Short exercise: Gather the lines that hold the string "subtitle".

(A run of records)

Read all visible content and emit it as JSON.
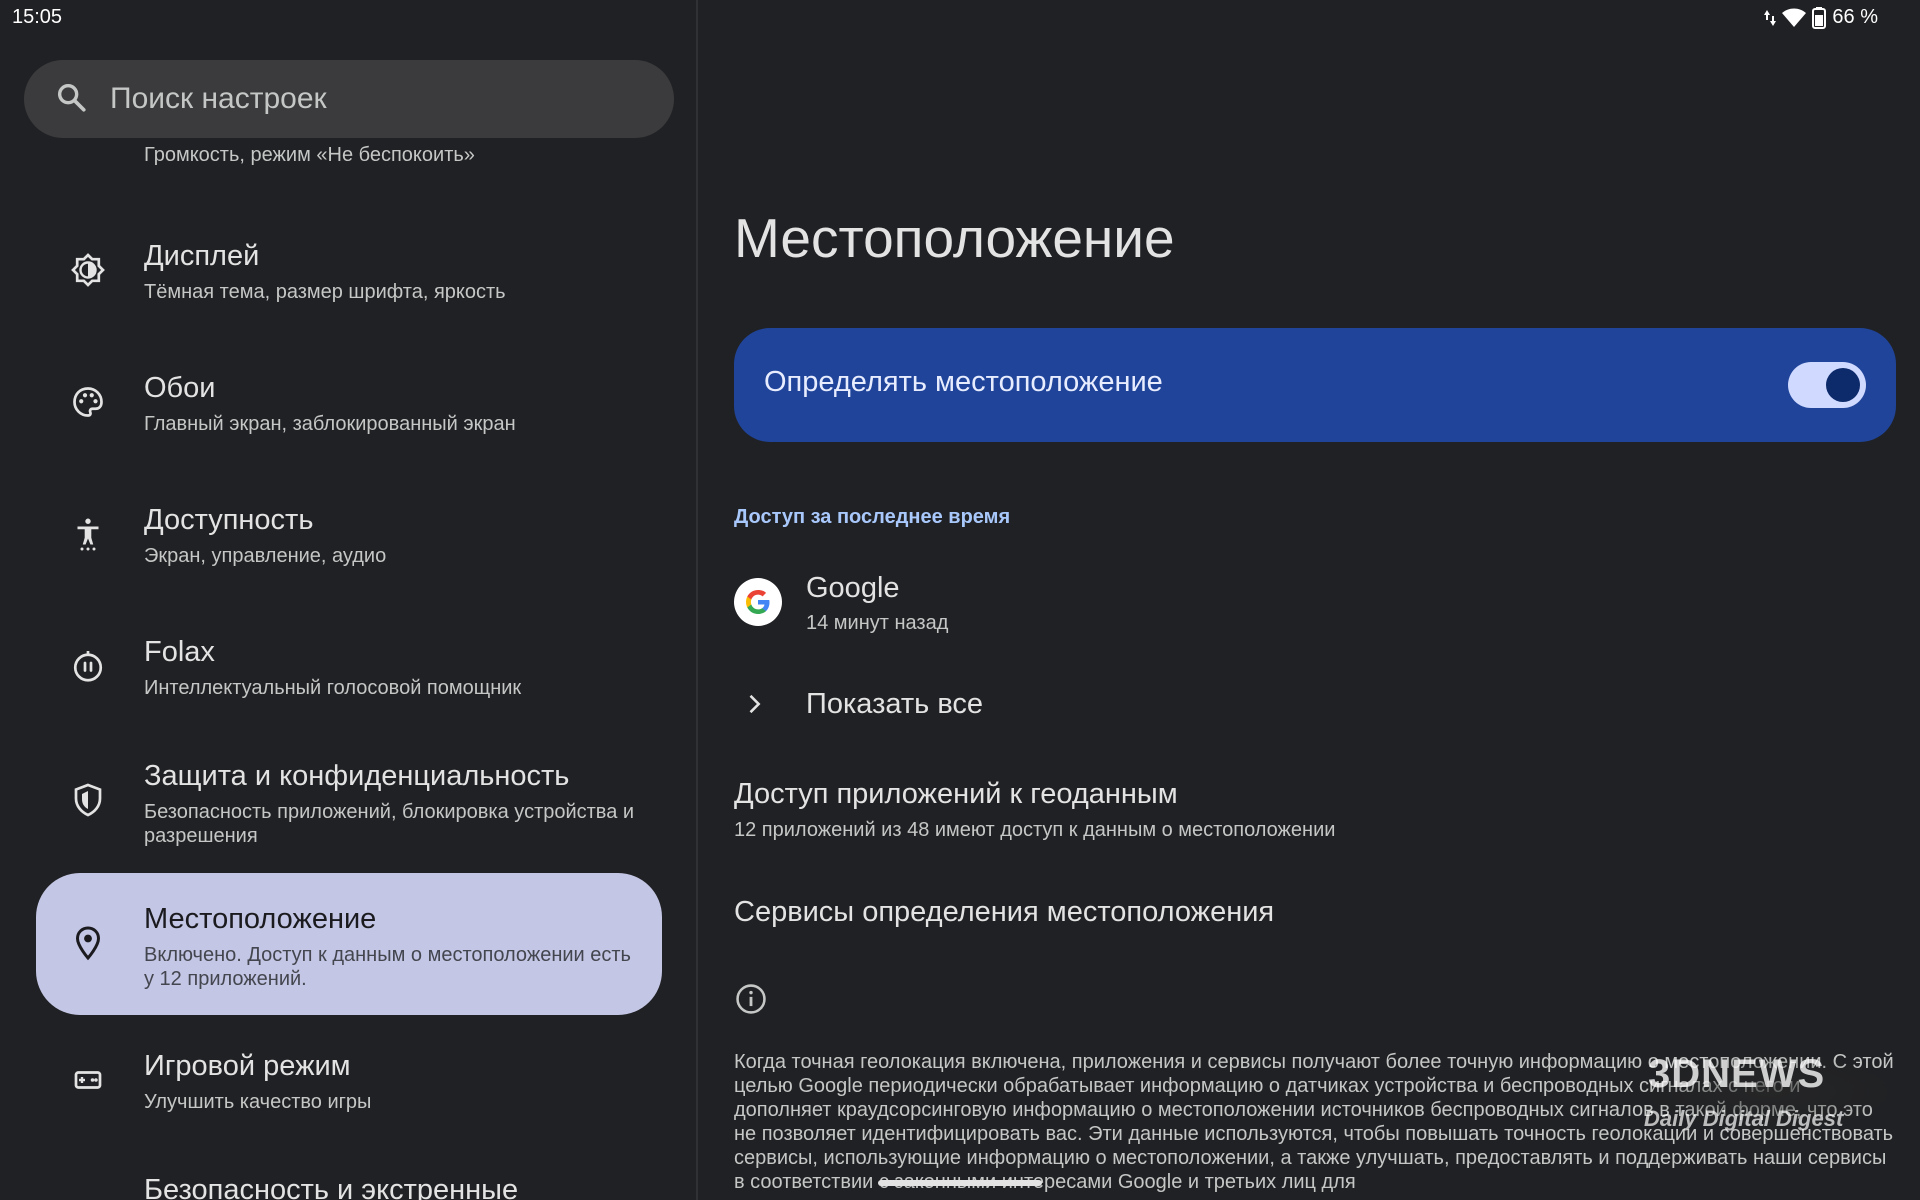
{
  "status_bar": {
    "time": "15:05",
    "battery": "66 %",
    "icons": [
      "data-arrows-icon",
      "wifi-icon",
      "battery-icon"
    ]
  },
  "search": {
    "placeholder": "Поиск настроек"
  },
  "sidebar": {
    "partial_top_text": "Громкость, режим «Не беспокоить»",
    "items": [
      {
        "icon": "brightness-icon",
        "title": "Дисплей",
        "subtitle": "Тёмная тема, размер шрифта, яркость"
      },
      {
        "icon": "palette-icon",
        "title": "Обои",
        "subtitle": "Главный экран, заблокированный экран"
      },
      {
        "icon": "accessibility-icon",
        "title": "Доступность",
        "subtitle": "Экран, управление, аудио"
      },
      {
        "icon": "assistant-icon",
        "title": "Folax",
        "subtitle": "Интеллектуальный голосовой помощник"
      },
      {
        "icon": "shield-icon",
        "title": "Защита и конфиденциальность",
        "subtitle": "Безопасность приложений, блокировка устройства и разрешения"
      },
      {
        "icon": "location-pin-icon",
        "title": "Местоположение",
        "subtitle": "Включено. Доступ к данным о местоположении есть у 12 приложений.",
        "selected": true
      },
      {
        "icon": "gamepad-icon",
        "title": "Игровой режим",
        "subtitle": "Улучшить качество игры"
      },
      {
        "icon": "emergency-icon",
        "title": "Безопасность и экстренные"
      }
    ]
  },
  "main": {
    "title": "Местоположение",
    "toggle": {
      "label": "Определять местоположение",
      "on": true
    },
    "recent_header": "Доступ за последнее время",
    "recent_apps": [
      {
        "name": "Google",
        "time": "14 минут назад"
      }
    ],
    "show_all": "Показать все",
    "app_access": {
      "title": "Доступ приложений к геоданным",
      "subtitle": "12 приложений из 48 имеют доступ к данным о местоположении"
    },
    "services": {
      "title": "Сервисы определения местоположения"
    },
    "footer_text": "Когда точная геолокация включена, приложения и сервисы получают более точную информацию о местоположении. С этой целью Google периодически обрабатывает информацию о датчиках устройства и беспроводных сигналах с него и дополняет краудсорсинговую информацию о местоположении источников беспроводных сигналов в такой форме, что это не позволяет идентифицировать вас. Эти данные используются, чтобы повышать точность геолокации и совершенствовать сервисы, использующие информацию о местоположении, а также улучшать, предоставлять и поддерживать наши сервисы в соответствии с законными интересами Google и третьих лиц для"
  },
  "watermark": {
    "logo": "3DNEWS",
    "tagline": "Daily Digital Digest"
  },
  "colors": {
    "background": "#202124",
    "toggle_card": "#1f4499",
    "selected_item": "#c3c6e4",
    "section_header": "#a8c7fa"
  }
}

Final result:
        "subtitle": "Тёмная тема, размер шрифта, яркость"
        "subtitle": "Главный экран, заблокированный экран"
        "subtitle": "Экран, управление, аудио"
        "subtitle": "Интеллектуальный голосовой помощник"
        "subtitle": "Безопасность приложений, блокировка устройства и разрешения"
        "subtitle": "Включено. Доступ к данным о местоположении есть у 12 приложений.",
        "subtitle": "Улучшить качество игры"
      "subtitle": "12 приложений из 48 имеют доступ к данным о местоположении"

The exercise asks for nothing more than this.